Records for the exercise:
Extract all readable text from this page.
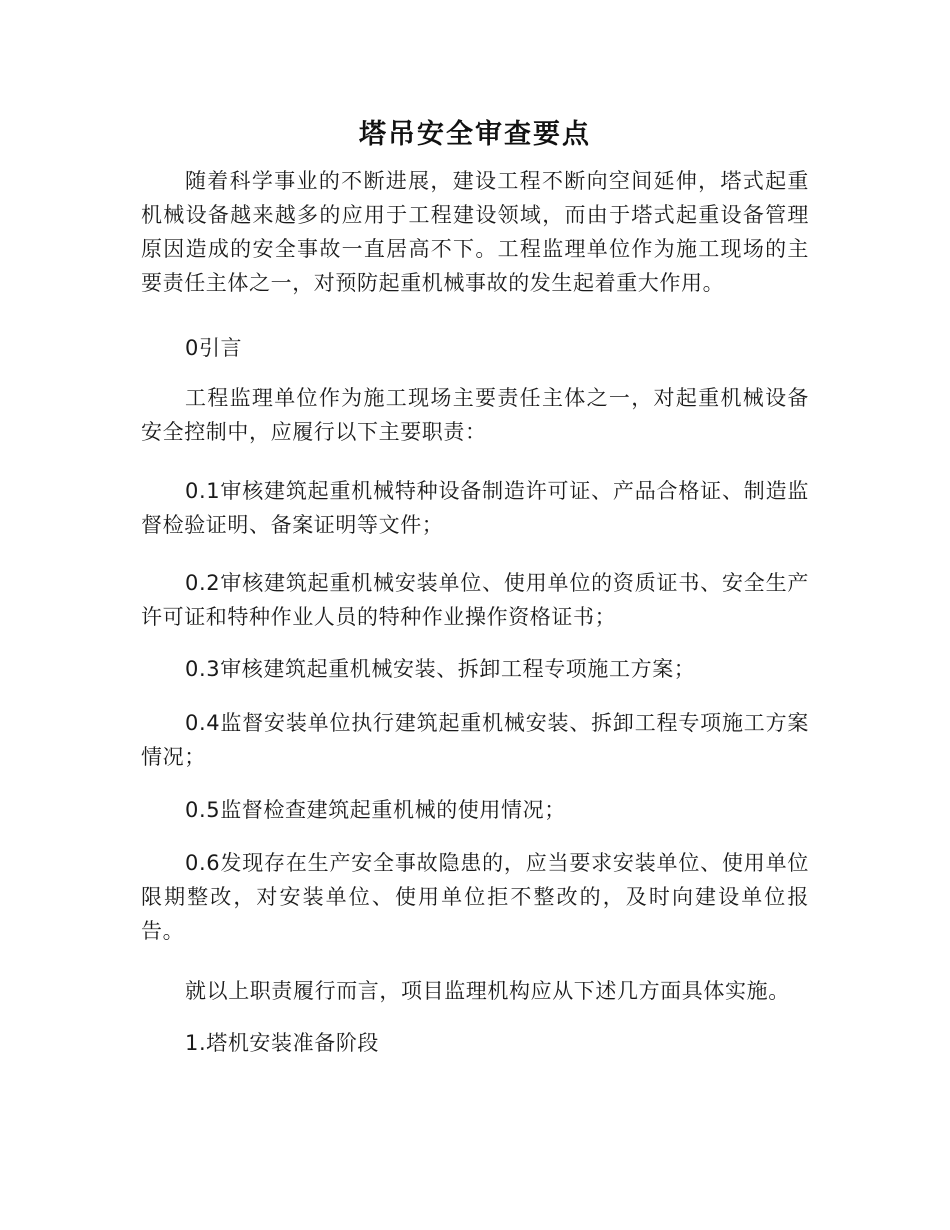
塔吊安全审查要点

随着科学事业的不断进展，建设工程不断向空间延伸，塔式起重机械设备越来越多的应用于工程建设领域，而由于塔式起重设备管理原因造成的安全事故一直居高不下。工程监理单位作为施工现场的主要责任主体之一，对预防起重机械事故的发生起着重大作用。

0引言

工程监理单位作为施工现场主要责任主体之一，对起重机械设备安全控制中，应履行以下主要职责：

0.1审核建筑起重机械特种设备制造许可证、产品合格证、制造监督检验证明、备案证明等文件；

0.2审核建筑起重机械安装单位、使用单位的资质证书、安全生产许可证和特种作业人员的特种作业操作资格证书；

0.3审核建筑起重机械安装、拆卸工程专项施工方案；

0.4监督安装单位执行建筑起重机械安装、拆卸工程专项施工方案情况；

0.5监督检查建筑起重机械的使用情况；

0.6发现存在生产安全事故隐患的，应当要求安装单位、使用单位限期整改，对安装单位、使用单位拒不整改的，及时向建设单位报告。

就以上职责履行而言，项目监理机构应从下述几方面具体实施。

1.塔机安装准备阶段
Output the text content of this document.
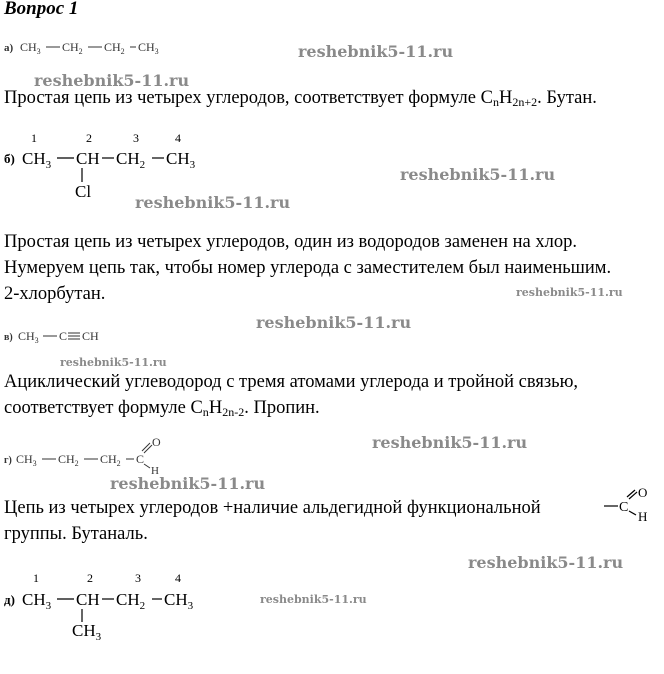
Вопрос 1
а) $CH_3$ $CH_2$ $CH_2$ $CH_3$	reshebnik5-11.ru
reshebnik5-11.ru
Простая цепь из четырех углеродов, соответствует формуле $C_nH_{2n+2}$. Бутан.
1	2	3	4
б) $CH_3$ CH $CH_2$ $CH_3$
Cl
reshebnik5-11.ru
reshebnik5-11.ru
Простая цепь из четырех углеродов, один из водородов заменен на хлор.
Нумеруем цепь так, чтобы номер углерода с заместителем был наименьшим.
2-хлорбутан.	reshebnik5-11.ru
reshebnik5-11.ru
в) $CH_3$ C CH
reshebnik5-11.ru
Ациклический углеводород с тремя атомами углерода и тройной связью,
соответствует формуле $C_nH_{2n-2}$. Пропин.
г) $CH_3$ $CH_2$ $CH_2$ C
O
H
reshebnik5-11.ru
reshebnik5-11.ru
Цепь из четырех углеродов +наличие альдегидной функциональной
группы. Бутаналь.
C
O
H
reshebnik5-11.ru
1	2	3	4
д) $CH_3$ CH $CH_2$ $CH_3$
$CH_3$
reshebnik5-11.ru
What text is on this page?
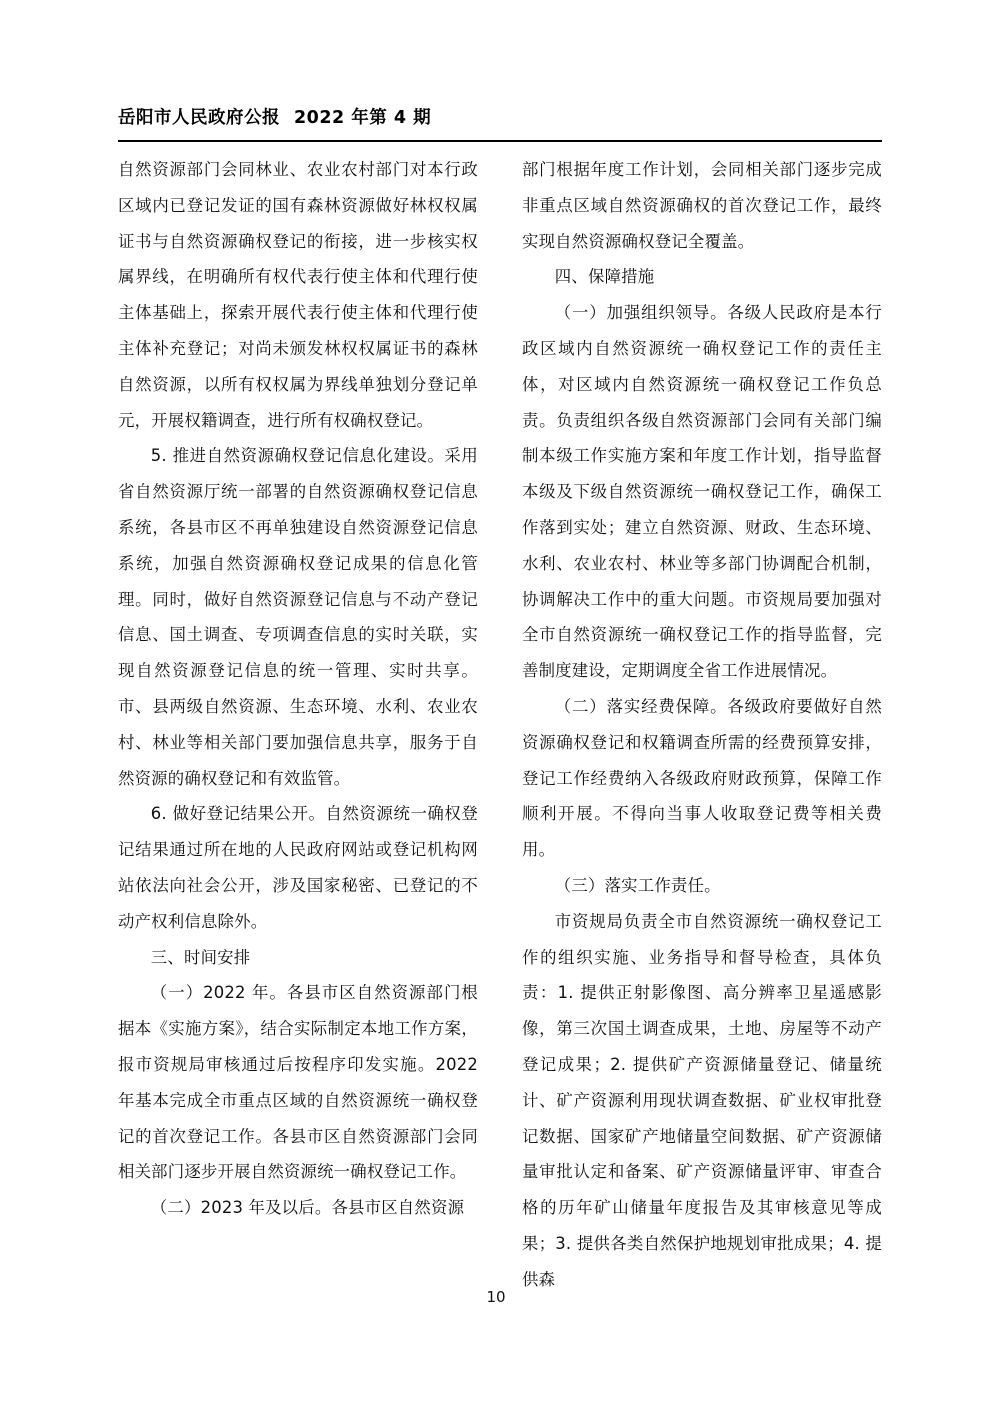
岳阳市人民政府公报 2022 年第 4 期

自然资源部门会同林业、农业农村部门对本行政区域内已登记发证的国有森林资源做好林权权属证书与自然资源确权登记的衔接，进一步核实权属界线，在明确所有权代表行使主体和代理行使主体基础上，探索开展代表行使主体和代理行使主体补充登记；对尚未颁发林权权属证书的森林自然资源，以所有权权属为界线单独划分登记单元，开展权籍调查，进行所有权确权登记。

5. 推进自然资源确权登记信息化建设。采用省自然资源厅统一部署的自然资源确权登记信息系统，各县市区不再单独建设自然资源登记信息系统，加强自然资源确权登记成果的信息化管理。同时，做好自然资源登记信息与不动产登记信息、国土调查、专项调查信息的实时关联，实现自然资源登记信息的统一管理、实时共享。市、县两级自然资源、生态环境、水利、农业农村、林业等相关部门要加强信息共享，服务于自然资源的确权登记和有效监管。

6. 做好登记结果公开。自然资源统一确权登记结果通过所在地的人民政府网站或登记机构网站依法向社会公开，涉及国家秘密、已登记的不动产权利信息除外。

三、时间安排

（一）2022 年。各县市区自然资源部门根据本《实施方案》，结合实际制定本地工作方案，报市资规局审核通过后按程序印发实施。2022 年基本完成全市重点区域的自然资源统一确权登记的首次登记工作。各县市区自然资源部门会同相关部门逐步开展自然资源统一确权登记工作。

（二）2023 年及以后。各县市区自然资源

部门根据年度工作计划，会同相关部门逐步完成非重点区域自然资源确权的首次登记工作，最终实现自然资源确权登记全覆盖。

四、保障措施

（一）加强组织领导。各级人民政府是本行政区域内自然资源统一确权登记工作的责任主体，对区域内自然资源统一确权登记工作负总责。负责组织各级自然资源部门会同有关部门编制本级工作实施方案和年度工作计划，指导监督本级及下级自然资源统一确权登记工作，确保工作落到实处；建立自然资源、财政、生态环境、水利、农业农村、林业等多部门协调配合机制，协调解决工作中的重大问题。市资规局要加强对全市自然资源统一确权登记工作的指导监督，完善制度建设，定期调度全省工作进展情况。

（二）落实经费保障。各级政府要做好自然资源确权登记和权籍调查所需的经费预算安排，登记工作经费纳入各级政府财政预算，保障工作顺利开展。不得向当事人收取登记费等相关费用。

（三）落实工作责任。

市资规局负责全市自然资源统一确权登记工作的组织实施、业务指导和督导检查，具体负责：1. 提供正射影像图、高分辨率卫星遥感影像，第三次国土调查成果，土地、房屋等不动产登记成果；2. 提供矿产资源储量登记、储量统计、矿产资源利用现状调查数据、矿业权审批登记数据、国家矿产地储量空间数据、矿产资源储量审批认定和备案、矿产资源储量评审、审查合格的历年矿山储量年度报告及其审核意见等成果；3. 提供各类自然保护地规划审批成果；4. 提供森

10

Problem details:
Beginning with the line that contains "What text is on this page?" in the data above, please copy each line exactly until the last line, both ends included, skipping any pictures.

Answer:
What text is on this page?
岳阳市人民政府公报 2022 年第 4 期

自然资源部门会同林业、农业农村部门对本行政区域内已登记发证的国有森林资源做好林权权属证书与自然资源确权登记的衔接，进一步核实权属界线，在明确所有权代表行使主体和代理行使主体基础上，探索开展代表行使主体和代理行使主体补充登记；对尚未颁发林权权属证书的森林自然资源，以所有权权属为界线单独划分登记单元，开展权籍调查，进行所有权确权登记。

5. 推进自然资源确权登记信息化建设。采用省自然资源厅统一部署的自然资源确权登记信息系统，各县市区不再单独建设自然资源登记信息系统，加强自然资源确权登记成果的信息化管理。同时，做好自然资源登记信息与不动产登记信息、国土调查、专项调查信息的实时关联，实现自然资源登记信息的统一管理、实时共享。市、县两级自然资源、生态环境、水利、农业农村、林业等相关部门要加强信息共享，服务于自然资源的确权登记和有效监管。

6. 做好登记结果公开。自然资源统一确权登记结果通过所在地的人民政府网站或登记机构网站依法向社会公开，涉及国家秘密、已登记的不动产权利信息除外。

三、时间安排

（一）2022 年。各县市区自然资源部门根据本《实施方案》，结合实际制定本地工作方案，报市资规局审核通过后按程序印发实施。2022 年基本完成全市重点区域的自然资源统一确权登记的首次登记工作。各县市区自然资源部门会同相关部门逐步开展自然资源统一确权登记工作。

（二）2023 年及以后。各县市区自然资源

部门根据年度工作计划，会同相关部门逐步完成非重点区域自然资源确权的首次登记工作，最终实现自然资源确权登记全覆盖。

四、保障措施

（一）加强组织领导。各级人民政府是本行政区域内自然资源统一确权登记工作的责任主体，对区域内自然资源统一确权登记工作负总责。负责组织各级自然资源部门会同有关部门编制本级工作实施方案和年度工作计划，指导监督本级及下级自然资源统一确权登记工作，确保工作落到实处；建立自然资源、财政、生态环境、水利、农业农村、林业等多部门协调配合机制，协调解决工作中的重大问题。市资规局要加强对全市自然资源统一确权登记工作的指导监督，完善制度建设，定期调度全省工作进展情况。

（二）落实经费保障。各级政府要做好自然资源确权登记和权籍调查所需的经费预算安排，登记工作经费纳入各级政府财政预算，保障工作顺利开展。不得向当事人收取登记费等相关费用。

（三）落实工作责任。

市资规局负责全市自然资源统一确权登记工作的组织实施、业务指导和督导检查，具体负责：1. 提供正射影像图、高分辨率卫星遥感影像，第三次国土调查成果，土地、房屋等不动产登记成果；2. 提供矿产资源储量登记、储量统计、矿产资源利用现状调查数据、矿业权审批登记数据、国家矿产地储量空间数据、矿产资源储量审批认定和备案、矿产资源储量评审、审查合格的历年矿山储量年度报告及其审核意见等成果；3. 提供各类自然保护地规划审批成果；4. 提供森

10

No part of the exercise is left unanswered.